→ Exercise requirements
Reproduce the listing below verbatim.

[BEGIN]

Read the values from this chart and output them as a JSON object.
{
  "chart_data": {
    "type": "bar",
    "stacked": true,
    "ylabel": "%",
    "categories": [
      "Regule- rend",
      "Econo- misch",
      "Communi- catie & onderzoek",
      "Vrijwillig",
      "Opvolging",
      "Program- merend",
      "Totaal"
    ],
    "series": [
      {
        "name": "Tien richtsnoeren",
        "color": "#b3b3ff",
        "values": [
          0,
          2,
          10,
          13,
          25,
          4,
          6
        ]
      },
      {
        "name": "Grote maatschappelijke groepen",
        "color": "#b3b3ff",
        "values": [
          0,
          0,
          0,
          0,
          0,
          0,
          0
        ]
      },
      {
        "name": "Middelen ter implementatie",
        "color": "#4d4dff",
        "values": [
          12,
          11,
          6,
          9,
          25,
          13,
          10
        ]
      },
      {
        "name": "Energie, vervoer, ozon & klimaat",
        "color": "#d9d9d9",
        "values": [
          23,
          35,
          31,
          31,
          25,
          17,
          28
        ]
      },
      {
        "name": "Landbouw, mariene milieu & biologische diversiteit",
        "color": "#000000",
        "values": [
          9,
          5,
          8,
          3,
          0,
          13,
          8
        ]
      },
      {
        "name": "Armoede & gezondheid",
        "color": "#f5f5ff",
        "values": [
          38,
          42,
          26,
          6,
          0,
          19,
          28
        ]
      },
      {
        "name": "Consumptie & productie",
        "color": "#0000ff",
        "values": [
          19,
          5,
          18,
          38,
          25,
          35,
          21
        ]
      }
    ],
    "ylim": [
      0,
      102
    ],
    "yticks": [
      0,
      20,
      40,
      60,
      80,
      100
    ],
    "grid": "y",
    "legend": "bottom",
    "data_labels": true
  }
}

[END]

→ Exercise output
Read the values from this chart and output them as a JSON object.
{
  "chart_data": {
    "type": "bar",
    "stacked": true,
    "ylabel": "%",
    "categories": [
      "Regule- rend",
      "Econo- misch",
      "Communi- catie & onderzoek",
      "Vrijwillig",
      "Opvolging",
      "Program- merend",
      "Totaal"
    ],
    "series": [
      {
        "name": "Tien richtsnoeren",
        "color": "#b3b3ff",
        "values": [
          0,
          2,
          10,
          13,
          25,
          4,
          6
        ]
      },
      {
        "name": "Grote maatschappelijke groepen",
        "color": "#b3b3ff",
        "values": [
          0,
          0,
          0,
          0,
          0,
          0,
          0
        ]
      },
      {
        "name": "Middelen ter implementatie",
        "color": "#4d4dff",
        "values": [
          12,
          11,
          6,
          9,
          25,
          13,
          10
        ]
      },
      {
        "name": "Energie, vervoer, ozon & klimaat",
        "color": "#d9d9d9",
        "values": [
          23,
          35,
          31,
          31,
          25,
          17,
          28
        ]
      },
      {
        "name": "Landbouw, mariene milieu & biologische diversiteit",
        "color": "#000000",
        "values": [
          9,
          5,
          8,
          3,
          0,
          13,
          8
        ]
      },
      {
        "name": "Armoede & gezondheid",
        "color": "#f5f5ff",
        "values": [
          38,
          42,
          26,
          6,
          0,
          19,
          28
        ]
      },
      {
        "name": "Consumptie & productie",
        "color": "#0000ff",
        "values": [
          19,
          5,
          18,
          38,
          25,
          35,
          21
        ]
      }
    ],
    "ylim": [
      0,
      102
    ],
    "yticks": [
      0,
      20,
      40,
      60,
      80,
      100
    ],
    "grid": "y",
    "legend": "bottom",
    "data_labels": true
  }
}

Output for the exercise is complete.